DATA TO USE

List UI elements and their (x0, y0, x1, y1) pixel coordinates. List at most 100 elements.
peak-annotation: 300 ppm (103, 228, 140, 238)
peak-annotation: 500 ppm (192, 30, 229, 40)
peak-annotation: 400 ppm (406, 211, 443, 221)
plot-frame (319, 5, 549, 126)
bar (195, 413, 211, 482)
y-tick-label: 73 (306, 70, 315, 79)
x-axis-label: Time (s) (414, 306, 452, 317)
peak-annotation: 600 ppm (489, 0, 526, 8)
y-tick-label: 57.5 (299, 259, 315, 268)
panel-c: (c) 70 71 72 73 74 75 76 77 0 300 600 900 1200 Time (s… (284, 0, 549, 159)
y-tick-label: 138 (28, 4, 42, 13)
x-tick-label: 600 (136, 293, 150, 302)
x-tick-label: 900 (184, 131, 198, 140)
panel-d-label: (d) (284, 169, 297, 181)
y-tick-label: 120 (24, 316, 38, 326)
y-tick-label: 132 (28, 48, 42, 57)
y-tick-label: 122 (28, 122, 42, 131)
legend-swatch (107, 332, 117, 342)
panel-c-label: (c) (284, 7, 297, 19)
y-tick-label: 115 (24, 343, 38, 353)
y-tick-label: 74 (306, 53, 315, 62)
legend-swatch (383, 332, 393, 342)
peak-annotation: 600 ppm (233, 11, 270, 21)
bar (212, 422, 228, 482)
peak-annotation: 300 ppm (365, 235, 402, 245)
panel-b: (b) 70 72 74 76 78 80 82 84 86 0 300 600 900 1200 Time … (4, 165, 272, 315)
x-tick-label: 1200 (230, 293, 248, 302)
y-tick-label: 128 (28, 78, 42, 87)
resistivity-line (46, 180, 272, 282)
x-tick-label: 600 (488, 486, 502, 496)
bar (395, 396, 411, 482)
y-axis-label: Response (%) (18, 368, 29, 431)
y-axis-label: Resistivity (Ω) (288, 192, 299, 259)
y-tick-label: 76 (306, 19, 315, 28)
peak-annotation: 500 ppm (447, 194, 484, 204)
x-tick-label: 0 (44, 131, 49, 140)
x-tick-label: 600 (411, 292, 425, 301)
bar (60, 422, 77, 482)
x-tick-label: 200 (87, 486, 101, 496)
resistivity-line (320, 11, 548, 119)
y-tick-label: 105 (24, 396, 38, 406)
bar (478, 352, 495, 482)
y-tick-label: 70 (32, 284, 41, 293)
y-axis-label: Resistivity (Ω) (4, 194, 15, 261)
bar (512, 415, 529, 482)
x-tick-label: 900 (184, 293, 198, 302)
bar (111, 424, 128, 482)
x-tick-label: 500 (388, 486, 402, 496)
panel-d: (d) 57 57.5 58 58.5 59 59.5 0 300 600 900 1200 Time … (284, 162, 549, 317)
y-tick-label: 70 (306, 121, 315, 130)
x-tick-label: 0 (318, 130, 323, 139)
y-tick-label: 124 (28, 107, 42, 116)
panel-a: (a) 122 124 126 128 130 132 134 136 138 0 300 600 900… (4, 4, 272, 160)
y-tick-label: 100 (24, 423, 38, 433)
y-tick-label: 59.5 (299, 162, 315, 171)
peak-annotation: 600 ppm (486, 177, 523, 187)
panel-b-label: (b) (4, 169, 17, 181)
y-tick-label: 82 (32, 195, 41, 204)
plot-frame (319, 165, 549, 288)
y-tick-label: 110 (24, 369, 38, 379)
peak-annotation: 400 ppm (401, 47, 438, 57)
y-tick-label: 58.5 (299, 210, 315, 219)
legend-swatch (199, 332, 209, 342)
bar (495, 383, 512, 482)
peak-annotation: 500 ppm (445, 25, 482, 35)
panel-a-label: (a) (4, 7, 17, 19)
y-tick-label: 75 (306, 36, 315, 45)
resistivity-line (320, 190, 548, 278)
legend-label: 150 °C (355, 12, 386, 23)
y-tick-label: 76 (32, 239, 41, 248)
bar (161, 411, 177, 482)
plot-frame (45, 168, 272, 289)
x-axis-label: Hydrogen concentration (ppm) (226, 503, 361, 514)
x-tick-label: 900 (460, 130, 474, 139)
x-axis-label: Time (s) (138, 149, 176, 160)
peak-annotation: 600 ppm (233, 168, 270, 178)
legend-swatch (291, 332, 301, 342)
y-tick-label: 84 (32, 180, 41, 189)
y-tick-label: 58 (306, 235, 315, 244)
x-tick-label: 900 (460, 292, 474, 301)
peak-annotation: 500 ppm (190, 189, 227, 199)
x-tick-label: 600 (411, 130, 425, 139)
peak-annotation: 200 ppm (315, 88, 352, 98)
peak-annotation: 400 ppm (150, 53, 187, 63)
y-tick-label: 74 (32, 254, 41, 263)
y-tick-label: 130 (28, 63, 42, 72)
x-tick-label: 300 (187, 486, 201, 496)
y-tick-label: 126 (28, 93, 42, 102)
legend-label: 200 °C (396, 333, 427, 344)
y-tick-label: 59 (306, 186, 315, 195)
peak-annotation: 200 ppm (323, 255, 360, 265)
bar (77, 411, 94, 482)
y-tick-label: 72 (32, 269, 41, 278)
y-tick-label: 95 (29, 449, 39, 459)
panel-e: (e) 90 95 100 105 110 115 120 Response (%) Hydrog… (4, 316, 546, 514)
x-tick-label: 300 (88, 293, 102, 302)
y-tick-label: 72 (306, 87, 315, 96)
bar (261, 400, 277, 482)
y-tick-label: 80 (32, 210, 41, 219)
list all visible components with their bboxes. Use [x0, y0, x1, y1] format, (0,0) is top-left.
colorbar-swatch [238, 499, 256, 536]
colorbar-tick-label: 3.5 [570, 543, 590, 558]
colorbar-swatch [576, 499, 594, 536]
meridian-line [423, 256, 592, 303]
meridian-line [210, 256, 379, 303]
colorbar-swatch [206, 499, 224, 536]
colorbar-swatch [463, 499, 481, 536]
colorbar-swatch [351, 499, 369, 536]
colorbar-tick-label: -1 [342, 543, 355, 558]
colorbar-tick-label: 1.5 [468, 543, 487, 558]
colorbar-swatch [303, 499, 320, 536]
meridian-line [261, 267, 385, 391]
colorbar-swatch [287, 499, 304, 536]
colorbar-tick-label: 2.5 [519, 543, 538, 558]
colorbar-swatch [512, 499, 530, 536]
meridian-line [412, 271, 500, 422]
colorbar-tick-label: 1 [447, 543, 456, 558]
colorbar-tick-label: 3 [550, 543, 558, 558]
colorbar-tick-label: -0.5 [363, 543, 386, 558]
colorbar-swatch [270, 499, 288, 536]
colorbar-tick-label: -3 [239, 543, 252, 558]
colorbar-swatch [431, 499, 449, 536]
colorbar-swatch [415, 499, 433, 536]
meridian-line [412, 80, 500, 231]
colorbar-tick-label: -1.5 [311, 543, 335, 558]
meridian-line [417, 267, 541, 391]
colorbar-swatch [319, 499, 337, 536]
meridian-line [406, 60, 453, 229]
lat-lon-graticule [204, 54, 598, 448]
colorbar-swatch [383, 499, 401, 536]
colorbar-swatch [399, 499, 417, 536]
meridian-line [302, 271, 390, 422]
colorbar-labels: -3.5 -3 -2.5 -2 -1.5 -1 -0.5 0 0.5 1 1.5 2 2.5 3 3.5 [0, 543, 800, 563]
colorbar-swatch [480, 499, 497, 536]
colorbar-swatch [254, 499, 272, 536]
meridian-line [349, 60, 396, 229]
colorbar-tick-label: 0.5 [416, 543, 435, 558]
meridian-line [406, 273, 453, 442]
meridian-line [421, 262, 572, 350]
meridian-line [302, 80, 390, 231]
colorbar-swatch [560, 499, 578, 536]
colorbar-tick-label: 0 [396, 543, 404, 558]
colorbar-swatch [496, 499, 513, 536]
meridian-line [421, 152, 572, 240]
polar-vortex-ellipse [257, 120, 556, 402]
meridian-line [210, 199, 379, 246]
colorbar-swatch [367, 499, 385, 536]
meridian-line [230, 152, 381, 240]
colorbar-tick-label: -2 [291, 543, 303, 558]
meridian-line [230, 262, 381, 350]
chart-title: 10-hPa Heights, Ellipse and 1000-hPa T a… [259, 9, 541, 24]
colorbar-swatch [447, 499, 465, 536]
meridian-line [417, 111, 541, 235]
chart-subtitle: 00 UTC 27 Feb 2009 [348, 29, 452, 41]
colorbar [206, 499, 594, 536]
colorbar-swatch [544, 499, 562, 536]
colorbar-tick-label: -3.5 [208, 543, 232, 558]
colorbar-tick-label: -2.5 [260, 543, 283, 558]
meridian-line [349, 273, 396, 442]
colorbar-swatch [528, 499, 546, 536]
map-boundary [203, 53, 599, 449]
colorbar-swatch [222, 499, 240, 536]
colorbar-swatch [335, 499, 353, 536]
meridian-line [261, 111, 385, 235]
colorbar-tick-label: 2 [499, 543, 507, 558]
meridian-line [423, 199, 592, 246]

WHAT THE TASK ASKS
Starting at the beginning of the entries and ending at the line that contains "legend-swatch (383, 332, 393, 342)", rewrite those lines with "peak-annotation" changed to "peak-label" and everything else left the same.

THE RESULT
List UI elements and their (x0, y0, x1, y1) pixel coordinates. List at most 100 elements.
peak-label: 300 ppm (103, 228, 140, 238)
peak-label: 500 ppm (192, 30, 229, 40)
peak-label: 400 ppm (406, 211, 443, 221)
plot-frame (319, 5, 549, 126)
bar (195, 413, 211, 482)
y-tick-label: 73 (306, 70, 315, 79)
x-axis-label: Time (s) (414, 306, 452, 317)
peak-label: 600 ppm (489, 0, 526, 8)
y-tick-label: 57.5 (299, 259, 315, 268)
panel-c: (c) 70 71 72 73 74 75 76 77 0 300 600 900 1200 Time (s… (284, 0, 549, 159)
y-tick-label: 138 (28, 4, 42, 13)
x-tick-label: 600 (136, 293, 150, 302)
x-tick-label: 900 (184, 131, 198, 140)
panel-d-label: (d) (284, 169, 297, 181)
y-tick-label: 120 (24, 316, 38, 326)
y-tick-label: 132 (28, 48, 42, 57)
y-tick-label: 122 (28, 122, 42, 131)
legend-swatch (107, 332, 117, 342)
panel-c-label: (c) (284, 7, 297, 19)
y-tick-label: 115 (24, 343, 38, 353)
y-tick-label: 74 (306, 53, 315, 62)
legend-swatch (383, 332, 393, 342)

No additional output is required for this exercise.